__SET PROBLEM__: Pick out all lines in the listing holding the string "name" and copy them.
# start of MATERIAL TO PROCESS
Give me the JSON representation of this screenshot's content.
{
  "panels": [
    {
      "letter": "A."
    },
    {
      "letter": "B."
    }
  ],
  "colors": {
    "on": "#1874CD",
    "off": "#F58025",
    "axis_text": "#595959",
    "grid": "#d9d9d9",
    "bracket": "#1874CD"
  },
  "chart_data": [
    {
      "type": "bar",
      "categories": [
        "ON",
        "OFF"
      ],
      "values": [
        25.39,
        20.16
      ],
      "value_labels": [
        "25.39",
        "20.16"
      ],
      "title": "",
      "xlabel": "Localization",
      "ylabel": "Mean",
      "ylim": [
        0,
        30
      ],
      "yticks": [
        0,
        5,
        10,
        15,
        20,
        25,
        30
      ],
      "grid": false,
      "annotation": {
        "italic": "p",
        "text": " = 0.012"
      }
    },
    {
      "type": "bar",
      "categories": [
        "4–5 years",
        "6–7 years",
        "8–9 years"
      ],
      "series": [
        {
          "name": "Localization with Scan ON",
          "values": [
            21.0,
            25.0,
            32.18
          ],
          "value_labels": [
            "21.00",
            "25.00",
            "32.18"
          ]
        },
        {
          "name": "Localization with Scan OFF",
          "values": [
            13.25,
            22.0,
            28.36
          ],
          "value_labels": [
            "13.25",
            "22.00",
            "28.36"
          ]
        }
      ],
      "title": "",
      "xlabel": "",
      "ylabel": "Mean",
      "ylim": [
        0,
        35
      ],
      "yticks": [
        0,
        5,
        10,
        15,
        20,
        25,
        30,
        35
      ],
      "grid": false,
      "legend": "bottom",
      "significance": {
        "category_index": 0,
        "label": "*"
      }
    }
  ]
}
# end of MATERIAL TO PROCESS
# start of MATERIAL TO PROCESS
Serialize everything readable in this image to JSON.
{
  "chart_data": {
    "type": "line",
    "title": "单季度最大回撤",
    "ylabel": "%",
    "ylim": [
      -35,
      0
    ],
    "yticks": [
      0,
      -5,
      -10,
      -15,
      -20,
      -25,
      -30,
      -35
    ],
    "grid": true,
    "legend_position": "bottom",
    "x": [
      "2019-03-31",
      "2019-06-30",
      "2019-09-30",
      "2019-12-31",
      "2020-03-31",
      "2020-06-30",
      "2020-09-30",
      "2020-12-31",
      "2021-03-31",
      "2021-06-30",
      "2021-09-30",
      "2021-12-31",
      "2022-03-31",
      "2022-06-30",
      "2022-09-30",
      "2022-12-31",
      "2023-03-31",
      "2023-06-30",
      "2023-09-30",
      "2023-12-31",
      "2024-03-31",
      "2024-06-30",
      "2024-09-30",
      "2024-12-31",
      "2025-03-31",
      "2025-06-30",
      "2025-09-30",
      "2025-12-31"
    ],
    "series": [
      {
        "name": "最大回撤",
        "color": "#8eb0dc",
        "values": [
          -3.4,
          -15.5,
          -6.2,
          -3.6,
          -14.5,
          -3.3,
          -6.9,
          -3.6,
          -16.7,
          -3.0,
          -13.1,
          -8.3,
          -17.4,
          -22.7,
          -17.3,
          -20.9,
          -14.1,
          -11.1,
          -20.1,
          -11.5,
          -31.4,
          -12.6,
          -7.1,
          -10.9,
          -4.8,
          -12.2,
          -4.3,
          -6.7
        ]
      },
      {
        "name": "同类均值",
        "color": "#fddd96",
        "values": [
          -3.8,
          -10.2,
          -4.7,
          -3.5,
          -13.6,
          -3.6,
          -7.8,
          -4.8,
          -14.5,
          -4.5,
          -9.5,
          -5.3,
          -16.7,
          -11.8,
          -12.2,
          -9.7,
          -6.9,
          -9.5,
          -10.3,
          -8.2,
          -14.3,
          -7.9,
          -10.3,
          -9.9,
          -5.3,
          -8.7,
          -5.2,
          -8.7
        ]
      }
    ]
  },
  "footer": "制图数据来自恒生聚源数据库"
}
# end of MATERIAL TO PROCESS
__TASK RESPONSE__:
          "name": "Localization with Scan ON",
          "name": "Localization with Scan OFF",
        "name": "最大回撤",
        "name": "同类均值",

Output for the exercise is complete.